▶
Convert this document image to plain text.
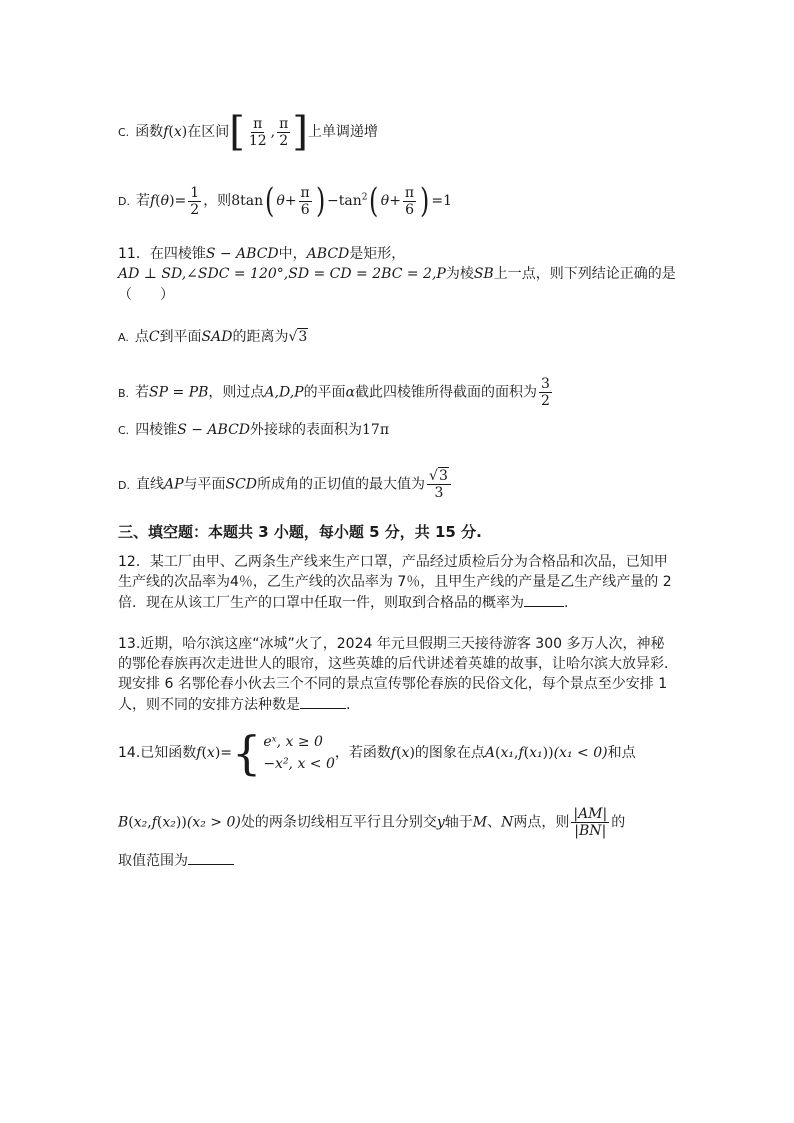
C. 函数f(x)在区间[ $\frac{\pi}{12}$ , $\frac{\pi}{2}$ ]上单调递增
D. 若$f(\theta)= \frac{1}{2}$ ，则8tan( $\theta+ \frac{\pi}{6}$ ) $-\tan^2$( $\theta+ \frac{\pi}{6}$ ) =1
11．在四棱锥S − ABCD中，ABCD是矩形，
AD ⊥ SD,∠SDC = 120°,SD = CD = 2BC = 2,P为棱SB上一点，则下列结论正确的是
（　　）
A. 点C到平面SAD的距离为√3
B. 若SP = PB，则过点A,D,P的平面α截此四棱锥所得截面的面积为 $\frac{3}{2}$
C. 四棱锥S − ABCD外接球的表面积为17π
D. 直线AP与平面SCD所成角的正切值的最大值为 $\frac{√3}{3}$
三、填空题：本题共 3 小题，每小题 5 分，共 15 分.
12．某工厂由甲、乙两条生产线来生产口罩，产品经过质检后分为合格品和次品，已知甲生产线的次品率为4％，乙生产线的次品率为 7％，且甲生产线的产量是乙生产线产量的 2 倍．现在从该工厂生产的口罩中任取一件，则取到合格品的概率为	.
13.近期，哈尔滨这座“冰城”火了，2024 年元旦假期三天接待游客 300 多万人次，神秘的鄂伦春族再次走进世人的眼帘，这些英雄的后代讲述着英雄的故事，让哈尔滨大放异彩．现安排 6 名鄂伦春小伙去三个不同的景点宣传鄂伦春族的民俗文化，每个景点至少安排 1 人，则不同的安排方法种数是	.
14.已知函数f(x)= { eˣ, x ≥ 0
−x², x < 0
，若函数f(x)的图象在点A(x₁,f(x₁))(x₁ < 0)和点
B(x₂,f(x₂))(x₂ > 0)处的两条切线相互平行且分别交y轴于M、N两点，则 $\frac{|AM|}{|BN|}$ 的
取值范围为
◀
EXERCISE REQUIREMENTS - Go through the entries above and output them exactly, without pictures.

PROBLEM SOLUTION -
Convert this document image to plain text.
C. 函数f(x)在区间[ $\frac{\pi}{12}$ , $\frac{\pi}{2}$ ]上单调递增
D. 若$f(\theta)= \frac{1}{2}$ ，则8tan( $\theta+ \frac{\pi}{6}$ ) $-\tan^2$( $\theta+ \frac{\pi}{6}$ ) =1
11．在四棱锥S − ABCD中，ABCD是矩形，
AD ⊥ SD,∠SDC = 120°,SD = CD = 2BC = 2,P为棱SB上一点，则下列结论正确的是
（　　）
A. 点C到平面SAD的距离为√3
B. 若SP = PB，则过点A,D,P的平面α截此四棱锥所得截面的面积为 $\frac{3}{2}$
C. 四棱锥S − ABCD外接球的表面积为17π
D. 直线AP与平面SCD所成角的正切值的最大值为 $\frac{√3}{3}$
三、填空题：本题共 3 小题，每小题 5 分，共 15 分.
12．某工厂由甲、乙两条生产线来生产口罩，产品经过质检后分为合格品和次品，已知甲生产线的次品率为4％，乙生产线的次品率为 7％，且甲生产线的产量是乙生产线产量的 2 倍．现在从该工厂生产的口罩中任取一件，则取到合格品的概率为	.
13.近期，哈尔滨这座“冰城”火了，2024 年元旦假期三天接待游客 300 多万人次，神秘的鄂伦春族再次走进世人的眼帘，这些英雄的后代讲述着英雄的故事，让哈尔滨大放异彩．现安排 6 名鄂伦春小伙去三个不同的景点宣传鄂伦春族的民俗文化，每个景点至少安排 1 人，则不同的安排方法种数是	.
14.已知函数f(x)= { eˣ, x ≥ 0
−x², x < 0
，若函数f(x)的图象在点A(x₁,f(x₁))(x₁ < 0)和点
B(x₂,f(x₂))(x₂ > 0)处的两条切线相互平行且分别交y轴于M、N两点，则 $\frac{|AM|}{|BN|}$ 的
取值范围为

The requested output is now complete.